**Work to do:** Copy the data exactly; pictures stay out of the copy.

— START Material for this task —

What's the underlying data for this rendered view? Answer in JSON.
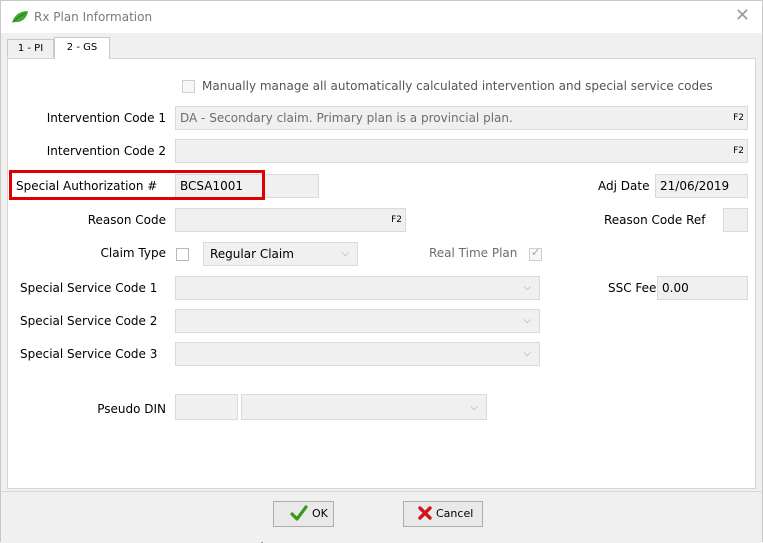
{
  "window": {
    "title": "Rx Plan Information",
    "close_glyph": "✕"
  },
  "tabs": [
    {
      "label": "1 - PI"
    },
    {
      "label": "2 - GS"
    }
  ],
  "form": {
    "manual_manage_label": "Manually manage all automatically calculated intervention and special service codes",
    "intervention_code_1": {
      "label": "Intervention Code 1",
      "value": "DA - Secondary claim. Primary plan is a provincial plan.",
      "key_hint": "F2"
    },
    "intervention_code_2": {
      "label": "Intervention Code 2",
      "value": "",
      "key_hint": "F2"
    },
    "special_authorization": {
      "label": "Special Authorization #",
      "value": "BCSA1001"
    },
    "adj_date": {
      "label": "Adj Date",
      "value": "21/06/2019"
    },
    "reason_code": {
      "label": "Reason Code",
      "value": "",
      "key_hint": "F2"
    },
    "reason_code_ref": {
      "label": "Reason Code Ref",
      "value": ""
    },
    "claim_type": {
      "label": "Claim Type",
      "value": "Regular Claim"
    },
    "real_time_plan": {
      "label": "Real Time Plan",
      "checked": true
    },
    "special_service_code_1": {
      "label": "Special Service Code 1",
      "value": ""
    },
    "special_service_code_2": {
      "label": "Special Service Code 2",
      "value": ""
    },
    "special_service_code_3": {
      "label": "Special Service Code 3",
      "value": ""
    },
    "ssc_fee": {
      "label": "SSC Fee",
      "value": "0.00"
    },
    "pseudo_din": {
      "label": "Pseudo DIN",
      "value": "",
      "select_value": ""
    }
  },
  "buttons": {
    "ok_label": "OK",
    "cancel_label": "Cancel"
  },
  "colors": {
    "highlight": "#e00000",
    "ok_check": "#3c9a1a",
    "cancel_x": "#d0141a",
    "app_leaf": "#3daa2e"
  },
  "icons": {
    "app": "leaf-icon",
    "ok": "checkmark-icon",
    "cancel": "x-mark-icon",
    "close": "close-icon",
    "dropdown": "chevron-down-icon"
  }
}
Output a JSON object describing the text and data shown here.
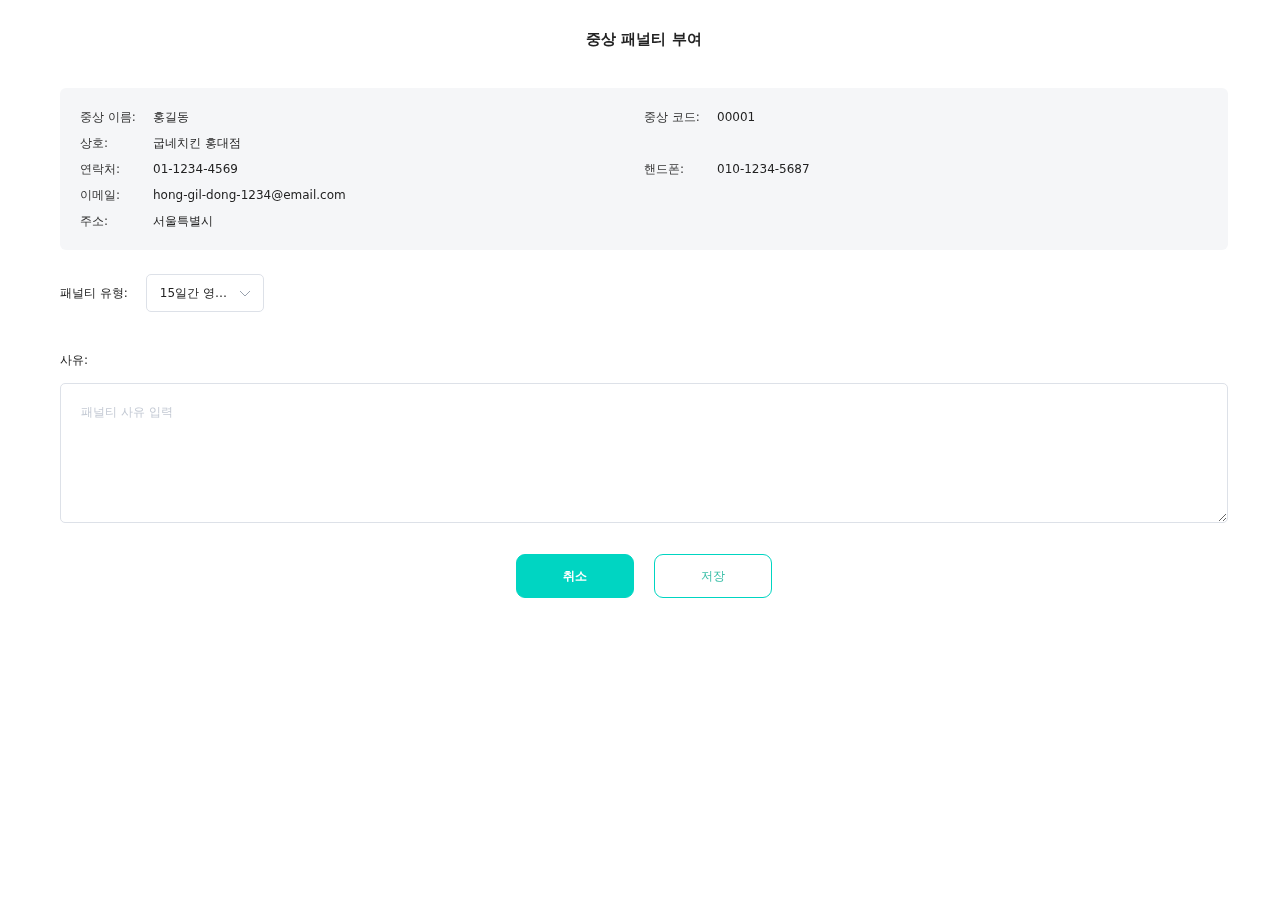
{
  "title": "중상 패널티 부여",
  "info_rows": [
    {
      "cells": [
        {
          "label": "중상 이름:",
          "value": "홍길동"
        },
        {
          "label": "중상 코드:",
          "value": "00001"
        }
      ]
    },
    {
      "cells": [
        {
          "label": "상호:",
          "value": "굽네치킨 홍대점"
        }
      ]
    },
    {
      "cells": [
        {
          "label": "연락처:",
          "value": "01-1234-4569"
        },
        {
          "label": "핸드폰:",
          "value": "010-1234-5687"
        }
      ]
    },
    {
      "cells": [
        {
          "label": "이메일:",
          "value": "hong-gil-dong-1234@email.com"
        }
      ]
    },
    {
      "cells": [
        {
          "label": "주소:",
          "value": "서울특별시"
        }
      ]
    }
  ],
  "penalty_type": {
    "label": "패널티 유형:",
    "value": "15일간 영…"
  },
  "reason": {
    "label": "사유:",
    "placeholder": "패널티 사유 입력"
  },
  "buttons": [
    {
      "label": "취소",
      "kind": "primary"
    },
    {
      "label": "저장",
      "kind": "secondary"
    }
  ]
}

— END Material for this task —

**Answer:**
What's the underlying data for this rendered view? Answer in JSON.
{
  "window": {
    "title": "Rx Plan Information",
    "close_glyph": "✕"
  },
  "tabs": [
    {
      "label": "1 - PI"
    },
    {
      "label": "2 - GS"
    }
  ],
  "form": {
    "manual_manage_label": "Manually manage all automatically calculated intervention and special service codes",
    "intervention_code_1": {
      "label": "Intervention Code 1",
      "value": "DA - Secondary claim. Primary plan is a provincial plan.",
      "key_hint": "F2"
    },
    "intervention_code_2": {
      "label": "Intervention Code 2",
      "value": "",
      "key_hint": "F2"
    },
    "special_authorization": {
      "label": "Special Authorization #",
      "value": "BCSA1001"
    },
    "adj_date": {
      "label": "Adj Date",
      "value": "21/06/2019"
    },
    "reason_code": {
      "label": "Reason Code",
      "value": "",
      "key_hint": "F2"
    },
    "reason_code_ref": {
      "label": "Reason Code Ref",
      "value": ""
    },
    "claim_type": {
      "label": "Claim Type",
      "value": "Regular Claim"
    },
    "real_time_plan": {
      "label": "Real Time Plan",
      "checked": true
    },
    "special_service_code_1": {
      "label": "Special Service Code 1",
      "value": ""
    },
    "special_service_code_2": {
      "label": "Special Service Code 2",
      "value": ""
    },
    "special_service_code_3": {
      "label": "Special Service Code 3",
      "value": ""
    },
    "ssc_fee": {
      "label": "SSC Fee",
      "value": "0.00"
    },
    "pseudo_din": {
      "label": "Pseudo DIN",
      "value": "",
      "select_value": ""
    }
  },
  "buttons": {
    "ok_label": "OK",
    "cancel_label": "Cancel"
  },
  "colors": {
    "highlight": "#e00000",
    "ok_check": "#3c9a1a",
    "cancel_x": "#d0141a",
    "app_leaf": "#3daa2e"
  },
  "icons": {
    "app": "leaf-icon",
    "ok": "checkmark-icon",
    "cancel": "x-mark-icon",
    "close": "close-icon",
    "dropdown": "chevron-down-icon"
  }
}
Output a JSON object describing the text and data shown here.
{
  "title": "중상 패널티 부여",
  "info_rows": [
    {
      "cells": [
        {
          "label": "중상 이름:",
          "value": "홍길동"
        },
        {
          "label": "중상 코드:",
          "value": "00001"
        }
      ]
    },
    {
      "cells": [
        {
          "label": "상호:",
          "value": "굽네치킨 홍대점"
        }
      ]
    },
    {
      "cells": [
        {
          "label": "연락처:",
          "value": "01-1234-4569"
        },
        {
          "label": "핸드폰:",
          "value": "010-1234-5687"
        }
      ]
    },
    {
      "cells": [
        {
          "label": "이메일:",
          "value": "hong-gil-dong-1234@email.com"
        }
      ]
    },
    {
      "cells": [
        {
          "label": "주소:",
          "value": "서울특별시"
        }
      ]
    }
  ],
  "penalty_type": {
    "label": "패널티 유형:",
    "value": "15일간 영…"
  },
  "reason": {
    "label": "사유:",
    "placeholder": "패널티 사유 입력"
  },
  "buttons": [
    {
      "label": "취소",
      "kind": "primary"
    },
    {
      "label": "저장",
      "kind": "secondary"
    }
  ]
}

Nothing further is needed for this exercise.